Task to complete :: Set every line down exactly, from the one that has "Convert this screenshot" through the final one, and keep the pictures out.

Data excerpts ::
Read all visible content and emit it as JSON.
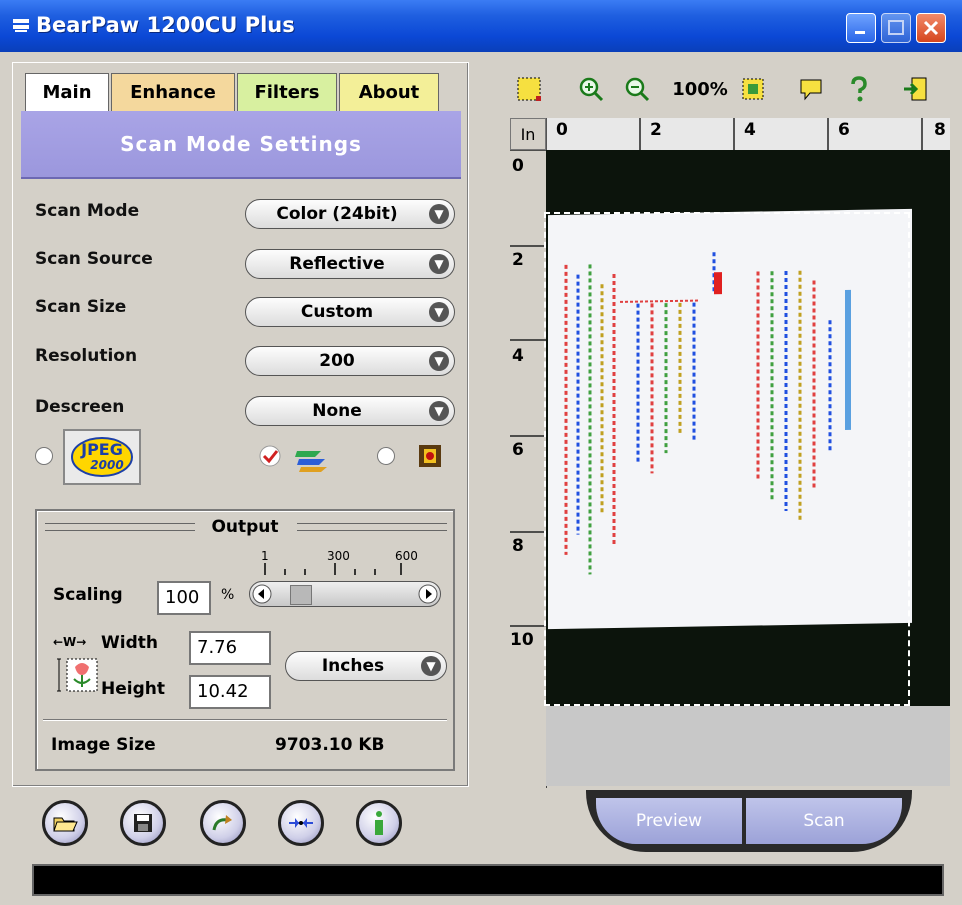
{
  "window": {
    "title": "BearPaw 1200CU Plus"
  },
  "tabs": [
    "Main",
    "Enhance",
    "Filters",
    "About"
  ],
  "active_tab": "Main",
  "section_header": "Scan Mode Settings",
  "settings": [
    {
      "label": "Scan Mode",
      "value": "Color (24bit)"
    },
    {
      "label": "Scan Source",
      "value": "Reflective"
    },
    {
      "label": "Scan Size",
      "value": "Custom"
    },
    {
      "label": "Resolution",
      "value": "200"
    },
    {
      "label": "Descreen",
      "value": "None"
    }
  ],
  "format_options": {
    "jpeg_label_top": "JPEG",
    "jpeg_label_bottom": "2000"
  },
  "output": {
    "header": "Output",
    "scaling_label": "Scaling",
    "scaling_value": "100",
    "scaling_unit": "%",
    "scale_ticks": [
      "1",
      "300",
      "600"
    ],
    "width_prefix": "←W→",
    "width_label": "Width",
    "width_value": "7.76",
    "height_label": "Height",
    "height_value": "10.42",
    "units": "Inches",
    "image_size_label": "Image Size",
    "image_size_value": "9703.10 KB"
  },
  "toolbar": {
    "zoom_label": "100%"
  },
  "ruler": {
    "unit": "In",
    "h_ticks": [
      "0",
      "2",
      "4",
      "6",
      "8"
    ],
    "v_ticks": [
      "0",
      "2",
      "4",
      "6",
      "8",
      "10"
    ]
  },
  "actions": {
    "preview": "Preview",
    "scan": "Scan"
  },
  "colors": {
    "title_bar": "#0b48d6",
    "header_band": "#a9a4e6"
  }
}
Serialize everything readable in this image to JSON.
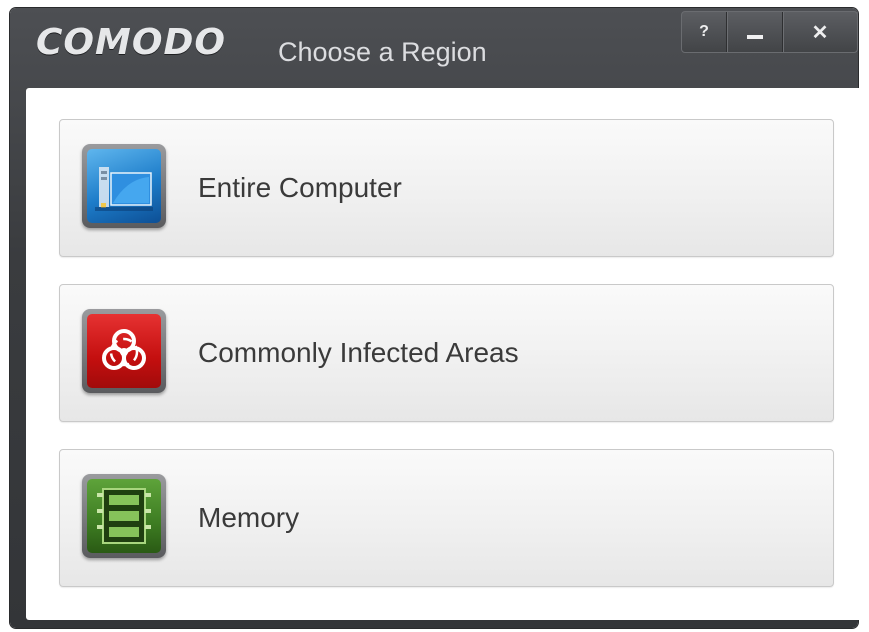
{
  "window": {
    "brand": "COMODO",
    "title": "Choose a Region",
    "controls": {
      "help": "?",
      "close": "✕"
    }
  },
  "options": [
    {
      "label": "Entire Computer",
      "icon": "computer-icon"
    },
    {
      "label": "Commonly Infected Areas",
      "icon": "biohazard-icon"
    },
    {
      "label": "Memory",
      "icon": "memory-chip-icon"
    }
  ],
  "colors": {
    "titlebar": "#3a3c3f",
    "computer_icon": "#1d7cc9",
    "biohazard_icon": "#c40f0f",
    "memory_icon": "#3d7c22"
  }
}
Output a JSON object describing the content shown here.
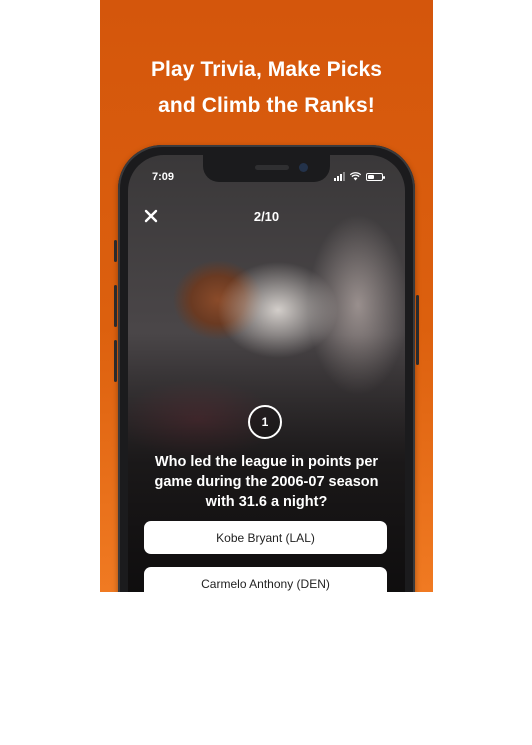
{
  "headline": {
    "line1": "Play Trivia, Make Picks",
    "line2": "and Climb the Ranks!"
  },
  "status_bar": {
    "time": "7:09",
    "icons": [
      "signal-icon",
      "wifi-icon",
      "battery-icon"
    ]
  },
  "quiz": {
    "close_icon": "close-icon",
    "progress": "2/10",
    "question_number": "1",
    "question": "Who led the league in points per game during the 2006-07 season with 31.6 a night?",
    "options": [
      {
        "label": "Kobe Bryant (LAL)"
      },
      {
        "label": "Carmelo Anthony (DEN)"
      }
    ]
  },
  "colors": {
    "promo_background": "#d4560c",
    "text": "#ffffff",
    "option_background": "#ffffff"
  }
}
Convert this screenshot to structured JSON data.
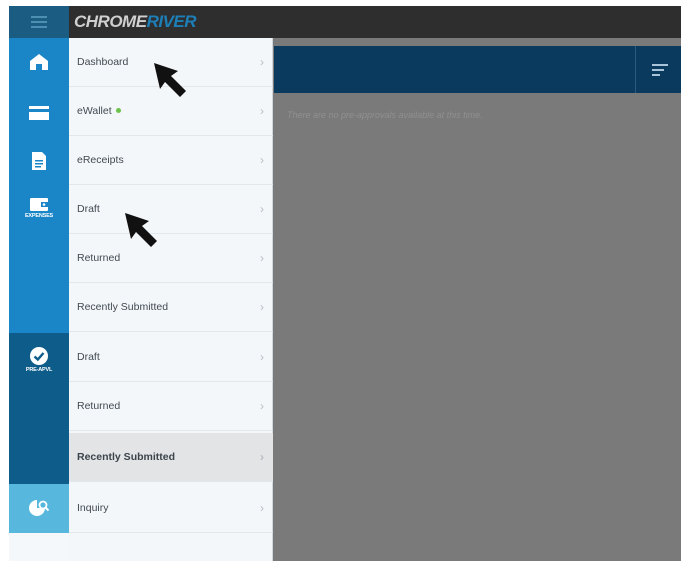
{
  "app": {
    "logo_part1": "CHROME",
    "logo_part2": "RIVER",
    "brand_color": "#1d7fb8"
  },
  "main": {
    "empty_message": "There are no pre-approvals available at this time."
  },
  "rail": {
    "expenses_label": "EXPENSES",
    "preapproval_label": "PRE-APVL"
  },
  "menu": {
    "items": [
      {
        "label": "Dashboard"
      },
      {
        "label": "eWallet",
        "status_dot_color": "#6cc24a"
      },
      {
        "label": "eReceipts"
      },
      {
        "label": "Draft"
      },
      {
        "label": "Returned"
      },
      {
        "label": "Recently Submitted"
      },
      {
        "label": "Draft"
      },
      {
        "label": "Returned"
      },
      {
        "label": "Recently Submitted",
        "selected": true
      },
      {
        "label": "Inquiry"
      }
    ],
    "chevron": "›"
  }
}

Solution ::
Convert this screenshot to structured JSON data.
{
  "app": {
    "logo_part1": "CHROME",
    "logo_part2": "RIVER",
    "brand_color": "#1d7fb8"
  },
  "main": {
    "empty_message": "There are no pre-approvals available at this time."
  },
  "rail": {
    "expenses_label": "EXPENSES",
    "preapproval_label": "PRE-APVL"
  },
  "menu": {
    "items": [
      {
        "label": "Dashboard"
      },
      {
        "label": "eWallet",
        "status_dot_color": "#6cc24a"
      },
      {
        "label": "eReceipts"
      },
      {
        "label": "Draft"
      },
      {
        "label": "Returned"
      },
      {
        "label": "Recently Submitted"
      },
      {
        "label": "Draft"
      },
      {
        "label": "Returned"
      },
      {
        "label": "Recently Submitted",
        "selected": true
      },
      {
        "label": "Inquiry"
      }
    ],
    "chevron": "›"
  }
}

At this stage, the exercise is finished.